[start GIVEN ENTRIES]
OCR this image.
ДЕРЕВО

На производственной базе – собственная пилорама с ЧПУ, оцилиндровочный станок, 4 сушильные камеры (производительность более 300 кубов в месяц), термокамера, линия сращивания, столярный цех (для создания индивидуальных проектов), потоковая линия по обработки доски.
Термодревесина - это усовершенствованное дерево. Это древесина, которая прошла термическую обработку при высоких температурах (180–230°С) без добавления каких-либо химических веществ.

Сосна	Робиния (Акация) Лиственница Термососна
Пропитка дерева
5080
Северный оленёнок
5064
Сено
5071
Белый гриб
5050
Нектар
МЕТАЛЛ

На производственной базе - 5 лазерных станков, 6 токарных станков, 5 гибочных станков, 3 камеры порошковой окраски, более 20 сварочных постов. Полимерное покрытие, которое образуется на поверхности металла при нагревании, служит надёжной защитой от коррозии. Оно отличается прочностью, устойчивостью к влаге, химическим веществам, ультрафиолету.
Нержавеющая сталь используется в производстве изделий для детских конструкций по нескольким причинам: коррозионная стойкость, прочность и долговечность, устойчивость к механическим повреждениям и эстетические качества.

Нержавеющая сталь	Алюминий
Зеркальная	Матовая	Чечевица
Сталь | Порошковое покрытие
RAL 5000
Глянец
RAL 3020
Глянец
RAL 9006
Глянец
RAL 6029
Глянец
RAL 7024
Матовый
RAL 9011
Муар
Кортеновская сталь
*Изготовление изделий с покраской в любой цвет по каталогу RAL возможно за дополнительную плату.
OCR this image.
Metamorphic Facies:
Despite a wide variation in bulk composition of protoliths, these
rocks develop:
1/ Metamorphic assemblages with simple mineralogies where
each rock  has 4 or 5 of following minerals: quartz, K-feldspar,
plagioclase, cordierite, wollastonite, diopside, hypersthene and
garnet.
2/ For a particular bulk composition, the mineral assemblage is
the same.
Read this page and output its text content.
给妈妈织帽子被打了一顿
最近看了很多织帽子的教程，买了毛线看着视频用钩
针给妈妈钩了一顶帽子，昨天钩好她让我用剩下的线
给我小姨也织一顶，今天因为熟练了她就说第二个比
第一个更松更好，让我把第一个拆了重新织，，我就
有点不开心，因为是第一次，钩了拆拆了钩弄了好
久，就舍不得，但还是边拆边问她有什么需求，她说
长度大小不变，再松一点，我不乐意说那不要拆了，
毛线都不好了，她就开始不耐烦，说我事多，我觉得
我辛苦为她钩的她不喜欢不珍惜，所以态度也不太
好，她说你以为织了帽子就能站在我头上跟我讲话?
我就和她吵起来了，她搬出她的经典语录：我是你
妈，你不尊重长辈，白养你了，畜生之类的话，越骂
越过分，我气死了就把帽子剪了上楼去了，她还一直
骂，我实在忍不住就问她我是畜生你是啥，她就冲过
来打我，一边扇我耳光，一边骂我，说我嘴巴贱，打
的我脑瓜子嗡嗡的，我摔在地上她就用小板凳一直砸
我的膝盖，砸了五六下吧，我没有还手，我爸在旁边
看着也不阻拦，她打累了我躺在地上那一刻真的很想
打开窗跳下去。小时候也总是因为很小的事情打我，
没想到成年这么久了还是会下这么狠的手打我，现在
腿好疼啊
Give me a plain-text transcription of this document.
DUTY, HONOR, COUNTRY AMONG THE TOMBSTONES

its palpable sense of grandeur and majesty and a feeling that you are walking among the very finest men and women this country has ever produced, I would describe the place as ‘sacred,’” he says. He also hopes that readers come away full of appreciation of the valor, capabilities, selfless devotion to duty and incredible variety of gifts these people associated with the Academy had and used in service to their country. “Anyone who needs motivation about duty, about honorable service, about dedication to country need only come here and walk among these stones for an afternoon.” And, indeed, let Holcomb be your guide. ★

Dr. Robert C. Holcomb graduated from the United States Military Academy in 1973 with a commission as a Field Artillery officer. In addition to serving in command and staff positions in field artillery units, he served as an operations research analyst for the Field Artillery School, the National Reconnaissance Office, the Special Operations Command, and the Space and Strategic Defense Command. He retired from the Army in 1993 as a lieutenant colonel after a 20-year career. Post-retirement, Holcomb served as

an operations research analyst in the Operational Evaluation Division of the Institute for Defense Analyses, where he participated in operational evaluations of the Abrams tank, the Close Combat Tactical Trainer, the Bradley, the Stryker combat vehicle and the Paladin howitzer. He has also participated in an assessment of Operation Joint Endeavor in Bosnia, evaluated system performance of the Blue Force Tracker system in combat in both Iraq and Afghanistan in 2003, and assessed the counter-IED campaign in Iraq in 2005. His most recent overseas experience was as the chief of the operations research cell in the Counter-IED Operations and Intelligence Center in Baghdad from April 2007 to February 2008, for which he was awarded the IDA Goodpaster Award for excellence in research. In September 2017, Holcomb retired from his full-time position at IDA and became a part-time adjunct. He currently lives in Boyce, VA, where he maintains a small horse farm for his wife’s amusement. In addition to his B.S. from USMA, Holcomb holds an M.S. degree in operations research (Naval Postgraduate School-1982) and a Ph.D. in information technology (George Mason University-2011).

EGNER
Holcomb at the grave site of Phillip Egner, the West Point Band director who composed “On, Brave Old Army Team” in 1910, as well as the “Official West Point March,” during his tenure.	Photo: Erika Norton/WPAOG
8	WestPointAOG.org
[end GIVEN ENTRIES]
**GOAL**
For each line above that contains the word "Metamorphic", copy that line.

**FINAL RESULT**
Metamorphic Facies:
1/ Metamorphic assemblages with simple mineralogies where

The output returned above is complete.